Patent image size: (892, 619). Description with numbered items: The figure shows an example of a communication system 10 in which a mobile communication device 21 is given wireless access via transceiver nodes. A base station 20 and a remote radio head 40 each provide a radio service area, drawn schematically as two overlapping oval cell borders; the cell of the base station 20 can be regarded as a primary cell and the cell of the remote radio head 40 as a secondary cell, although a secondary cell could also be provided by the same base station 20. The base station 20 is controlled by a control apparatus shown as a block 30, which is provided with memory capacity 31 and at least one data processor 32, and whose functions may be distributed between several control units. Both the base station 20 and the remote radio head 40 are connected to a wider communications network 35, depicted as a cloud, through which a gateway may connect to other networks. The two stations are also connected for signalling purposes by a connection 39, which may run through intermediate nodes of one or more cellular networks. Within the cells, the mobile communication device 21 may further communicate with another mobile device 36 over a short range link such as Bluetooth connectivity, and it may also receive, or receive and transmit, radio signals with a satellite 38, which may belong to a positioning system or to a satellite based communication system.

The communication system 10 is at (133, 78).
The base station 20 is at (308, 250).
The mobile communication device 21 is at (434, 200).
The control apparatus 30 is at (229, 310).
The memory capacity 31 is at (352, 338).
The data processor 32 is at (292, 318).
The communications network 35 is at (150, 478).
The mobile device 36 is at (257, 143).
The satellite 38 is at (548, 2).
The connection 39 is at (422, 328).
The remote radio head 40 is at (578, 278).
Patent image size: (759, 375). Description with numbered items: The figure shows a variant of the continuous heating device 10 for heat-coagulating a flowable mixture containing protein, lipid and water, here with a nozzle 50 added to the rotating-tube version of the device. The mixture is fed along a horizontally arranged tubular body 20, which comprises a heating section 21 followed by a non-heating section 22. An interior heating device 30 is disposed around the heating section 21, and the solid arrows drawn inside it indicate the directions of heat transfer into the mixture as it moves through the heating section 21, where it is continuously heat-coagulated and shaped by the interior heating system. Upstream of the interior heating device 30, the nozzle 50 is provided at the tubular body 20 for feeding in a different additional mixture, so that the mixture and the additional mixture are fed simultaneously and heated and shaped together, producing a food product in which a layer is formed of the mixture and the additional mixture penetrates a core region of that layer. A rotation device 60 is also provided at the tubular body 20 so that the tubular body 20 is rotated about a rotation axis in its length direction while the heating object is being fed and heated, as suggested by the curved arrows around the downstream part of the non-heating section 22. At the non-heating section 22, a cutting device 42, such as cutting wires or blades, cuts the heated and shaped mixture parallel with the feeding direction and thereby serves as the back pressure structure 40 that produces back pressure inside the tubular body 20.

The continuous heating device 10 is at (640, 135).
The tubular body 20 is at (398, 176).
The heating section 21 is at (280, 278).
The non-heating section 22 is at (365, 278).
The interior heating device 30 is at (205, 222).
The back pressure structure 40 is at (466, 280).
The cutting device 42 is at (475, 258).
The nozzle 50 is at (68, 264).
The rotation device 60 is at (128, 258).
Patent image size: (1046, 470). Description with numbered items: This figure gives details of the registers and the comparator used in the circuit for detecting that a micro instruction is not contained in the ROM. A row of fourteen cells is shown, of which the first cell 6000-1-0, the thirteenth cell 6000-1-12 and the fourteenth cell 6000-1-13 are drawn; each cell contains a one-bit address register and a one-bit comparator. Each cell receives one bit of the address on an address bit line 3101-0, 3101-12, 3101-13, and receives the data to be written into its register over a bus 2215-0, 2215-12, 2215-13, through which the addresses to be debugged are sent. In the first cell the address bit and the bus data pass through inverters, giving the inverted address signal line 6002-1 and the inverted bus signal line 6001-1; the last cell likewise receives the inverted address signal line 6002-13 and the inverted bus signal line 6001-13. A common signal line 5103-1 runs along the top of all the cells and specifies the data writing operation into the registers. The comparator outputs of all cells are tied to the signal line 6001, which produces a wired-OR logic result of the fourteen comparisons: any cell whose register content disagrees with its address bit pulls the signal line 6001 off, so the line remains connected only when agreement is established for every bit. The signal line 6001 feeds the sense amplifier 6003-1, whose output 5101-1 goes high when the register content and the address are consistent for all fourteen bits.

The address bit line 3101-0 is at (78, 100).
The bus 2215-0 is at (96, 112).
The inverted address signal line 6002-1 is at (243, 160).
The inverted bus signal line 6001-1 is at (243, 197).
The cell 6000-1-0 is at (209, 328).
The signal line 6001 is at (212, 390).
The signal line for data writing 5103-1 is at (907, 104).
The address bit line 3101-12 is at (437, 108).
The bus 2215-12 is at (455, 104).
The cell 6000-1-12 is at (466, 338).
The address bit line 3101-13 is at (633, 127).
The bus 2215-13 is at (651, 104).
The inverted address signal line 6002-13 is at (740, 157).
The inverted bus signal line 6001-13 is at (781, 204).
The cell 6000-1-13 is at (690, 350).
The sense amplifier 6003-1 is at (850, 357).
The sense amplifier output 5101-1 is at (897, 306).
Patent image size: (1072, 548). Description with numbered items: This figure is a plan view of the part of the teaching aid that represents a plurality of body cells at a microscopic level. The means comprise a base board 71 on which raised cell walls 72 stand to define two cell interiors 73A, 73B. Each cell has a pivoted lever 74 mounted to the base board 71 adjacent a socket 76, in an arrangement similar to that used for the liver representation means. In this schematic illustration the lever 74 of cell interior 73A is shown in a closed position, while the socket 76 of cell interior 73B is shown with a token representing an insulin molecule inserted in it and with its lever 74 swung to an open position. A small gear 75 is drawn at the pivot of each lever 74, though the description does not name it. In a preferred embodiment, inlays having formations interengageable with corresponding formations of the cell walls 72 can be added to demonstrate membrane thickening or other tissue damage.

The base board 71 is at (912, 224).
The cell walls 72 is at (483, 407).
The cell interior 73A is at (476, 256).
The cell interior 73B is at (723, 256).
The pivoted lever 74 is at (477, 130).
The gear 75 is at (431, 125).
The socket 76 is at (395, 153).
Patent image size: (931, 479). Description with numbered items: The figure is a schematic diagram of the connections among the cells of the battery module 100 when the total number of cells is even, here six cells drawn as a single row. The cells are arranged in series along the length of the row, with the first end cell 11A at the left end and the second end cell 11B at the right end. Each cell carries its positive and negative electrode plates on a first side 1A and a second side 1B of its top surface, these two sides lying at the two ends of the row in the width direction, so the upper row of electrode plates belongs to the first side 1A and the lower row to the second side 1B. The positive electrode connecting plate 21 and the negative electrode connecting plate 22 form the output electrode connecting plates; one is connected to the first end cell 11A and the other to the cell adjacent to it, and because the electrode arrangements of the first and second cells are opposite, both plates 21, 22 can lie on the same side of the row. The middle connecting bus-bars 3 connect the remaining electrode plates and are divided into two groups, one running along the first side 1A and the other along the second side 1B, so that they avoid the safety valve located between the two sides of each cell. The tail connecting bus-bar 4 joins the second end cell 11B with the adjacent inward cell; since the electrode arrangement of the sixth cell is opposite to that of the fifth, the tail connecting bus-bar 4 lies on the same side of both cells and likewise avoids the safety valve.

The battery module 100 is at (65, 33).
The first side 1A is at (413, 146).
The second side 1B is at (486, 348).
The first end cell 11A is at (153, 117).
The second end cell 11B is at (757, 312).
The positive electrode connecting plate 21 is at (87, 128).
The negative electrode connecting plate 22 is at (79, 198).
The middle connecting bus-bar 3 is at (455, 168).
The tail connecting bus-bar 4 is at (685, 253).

################

> _Assignment_:
Copy the material above, keeping every line exactly as it stands.

> _Problem solution_:
Patent image size: (892, 619). Description with numbered items: The figure shows an example of a communication system 10 in which a mobile communication device 21 is given wireless access via transceiver nodes. A base station 20 and a remote radio head 40 each provide a radio service area, drawn schematically as two overlapping oval cell borders; the cell of the base station 20 can be regarded as a primary cell and the cell of the remote radio head 40 as a secondary cell, although a secondary cell could also be provided by the same base station 20. The base station 20 is controlled by a control apparatus shown as a block 30, which is provided with memory capacity 31 and at least one data processor 32, and whose functions may be distributed between several control units. Both the base station 20 and the remote radio head 40 are connected to a wider communications network 35, depicted as a cloud, through which a gateway may connect to other networks. The two stations are also connected for signalling purposes by a connection 39, which may run through intermediate nodes of one or more cellular networks. Within the cells, the mobile communication device 21 may further communicate with another mobile device 36 over a short range link such as Bluetooth connectivity, and it may also receive, or receive and transmit, radio signals with a satellite 38, which may belong to a positioning system or to a satellite based communication system.

The communication system 10 is at (133, 78).
The base station 20 is at (308, 250).
The mobile communication device 21 is at (434, 200).
The control apparatus 30 is at (229, 310).
The memory capacity 31 is at (352, 338).
The data processor 32 is at (292, 318).
The communications network 35 is at (150, 478).
The mobile device 36 is at (257, 143).
The satellite 38 is at (548, 2).
The connection 39 is at (422, 328).
The remote radio head 40 is at (578, 278).
Patent image size: (759, 375). Description with numbered items: The figure shows a variant of the continuous heating device 10 for heat-coagulating a flowable mixture containing protein, lipid and water, here with a nozzle 50 added to the rotating-tube version of the device. The mixture is fed along a horizontally arranged tubular body 20, which comprises a heating section 21 followed by a non-heating section 22. An interior heating device 30 is disposed around the heating section 21, and the solid arrows drawn inside it indicate the directions of heat transfer into the mixture as it moves through the heating section 21, where it is continuously heat-coagulated and shaped by the interior heating system. Upstream of the interior heating device 30, the nozzle 50 is provided at the tubular body 20 for feeding in a different additional mixture, so that the mixture and the additional mixture are fed simultaneously and heated and shaped together, producing a food product in which a layer is formed of the mixture and the additional mixture penetrates a core region of that layer. A rotation device 60 is also provided at the tubular body 20 so that the tubular body 20 is rotated about a rotation axis in its length direction while the heating object is being fed and heated, as suggested by the curved arrows around the downstream part of the non-heating section 22. At the non-heating section 22, a cutting device 42, such as cutting wires or blades, cuts the heated and shaped mixture parallel with the feeding direction and thereby serves as the back pressure structure 40 that produces back pressure inside the tubular body 20.

The continuous heating device 10 is at (640, 135).
The tubular body 20 is at (398, 176).
The heating section 21 is at (280, 278).
The non-heating section 22 is at (365, 278).
The interior heating device 30 is at (205, 222).
The back pressure structure 40 is at (466, 280).
The cutting device 42 is at (475, 258).
The nozzle 50 is at (68, 264).
The rotation device 60 is at (128, 258).
Patent image size: (1046, 470). Description with numbered items: This figure gives details of the registers and the comparator used in the circuit for detecting that a micro instruction is not contained in the ROM. A row of fourteen cells is shown, of which the first cell 6000-1-0, the thirteenth cell 6000-1-12 and the fourteenth cell 6000-1-13 are drawn; each cell contains a one-bit address register and a one-bit comparator. Each cell receives one bit of the address on an address bit line 3101-0, 3101-12, 3101-13, and receives the data to be written into its register over a bus 2215-0, 2215-12, 2215-13, through which the addresses to be debugged are sent. In the first cell the address bit and the bus data pass through inverters, giving the inverted address signal line 6002-1 and the inverted bus signal line 6001-1; the last cell likewise receives the inverted address signal line 6002-13 and the inverted bus signal line 6001-13. A common signal line 5103-1 runs along the top of all the cells and specifies the data writing operation into the registers. The comparator outputs of all cells are tied to the signal line 6001, which produces a wired-OR logic result of the fourteen comparisons: any cell whose register content disagrees with its address bit pulls the signal line 6001 off, so the line remains connected only when agreement is established for every bit. The signal line 6001 feeds the sense amplifier 6003-1, whose output 5101-1 goes high when the register content and the address are consistent for all fourteen bits.

The address bit line 3101-0 is at (78, 100).
The bus 2215-0 is at (96, 112).
The inverted address signal line 6002-1 is at (243, 160).
The inverted bus signal line 6001-1 is at (243, 197).
The cell 6000-1-0 is at (209, 328).
The signal line 6001 is at (212, 390).
The signal line for data writing 5103-1 is at (907, 104).
The address bit line 3101-12 is at (437, 108).
The bus 2215-12 is at (455, 104).
The cell 6000-1-12 is at (466, 338).
The address bit line 3101-13 is at (633, 127).
The bus 2215-13 is at (651, 104).
The inverted address signal line 6002-13 is at (740, 157).
The inverted bus signal line 6001-13 is at (781, 204).
The cell 6000-1-13 is at (690, 350).
The sense amplifier 6003-1 is at (850, 357).
The sense amplifier output 5101-1 is at (897, 306).
Patent image size: (1072, 548). Description with numbered items: This figure is a plan view of the part of the teaching aid that represents a plurality of body cells at a microscopic level. The means comprise a base board 71 on which raised cell walls 72 stand to define two cell interiors 73A, 73B. Each cell has a pivoted lever 74 mounted to the base board 71 adjacent a socket 76, in an arrangement similar to that used for the liver representation means. In this schematic illustration the lever 74 of cell interior 73A is shown in a closed position, while the socket 76 of cell interior 73B is shown with a token representing an insulin molecule inserted in it and with its lever 74 swung to an open position. A small gear 75 is drawn at the pivot of each lever 74, though the description does not name it. In a preferred embodiment, inlays having formations interengageable with corresponding formations of the cell walls 72 can be added to demonstrate membrane thickening or other tissue damage.

The base board 71 is at (912, 224).
The cell walls 72 is at (483, 407).
The cell interior 73A is at (476, 256).
The cell interior 73B is at (723, 256).
The pivoted lever 74 is at (477, 130).
The gear 75 is at (431, 125).
The socket 76 is at (395, 153).
Patent image size: (931, 479). Description with numbered items: The figure is a schematic diagram of the connections among the cells of the battery module 100 when the total number of cells is even, here six cells drawn as a single row. The cells are arranged in series along the length of the row, with the first end cell 11A at the left end and the second end cell 11B at the right end. Each cell carries its positive and negative electrode plates on a first side 1A and a second side 1B of its top surface, these two sides lying at the two ends of the row in the width direction, so the upper row of electrode plates belongs to the first side 1A and the lower row to the second side 1B. The positive electrode connecting plate 21 and the negative electrode connecting plate 22 form the output electrode connecting plates; one is connected to the first end cell 11A and the other to the cell adjacent to it, and because the electrode arrangements of the first and second cells are opposite, both plates 21, 22 can lie on the same side of the row. The middle connecting bus-bars 3 connect the remaining electrode plates and are divided into two groups, one running along the first side 1A and the other along the second side 1B, so that they avoid the safety valve located between the two sides of each cell. The tail connecting bus-bar 4 joins the second end cell 11B with the adjacent inward cell; since the electrode arrangement of the sixth cell is opposite to that of the fifth, the tail connecting bus-bar 4 lies on the same side of both cells and likewise avoids the safety valve.

The battery module 100 is at (65, 33).
The first side 1A is at (413, 146).
The second side 1B is at (486, 348).
The first end cell 11A is at (153, 117).
The second end cell 11B is at (757, 312).
The positive electrode connecting plate 21 is at (87, 128).
The negative electrode connecting plate 22 is at (79, 198).
The middle connecting bus-bar 3 is at (455, 168).
The tail connecting bus-bar 4 is at (685, 253).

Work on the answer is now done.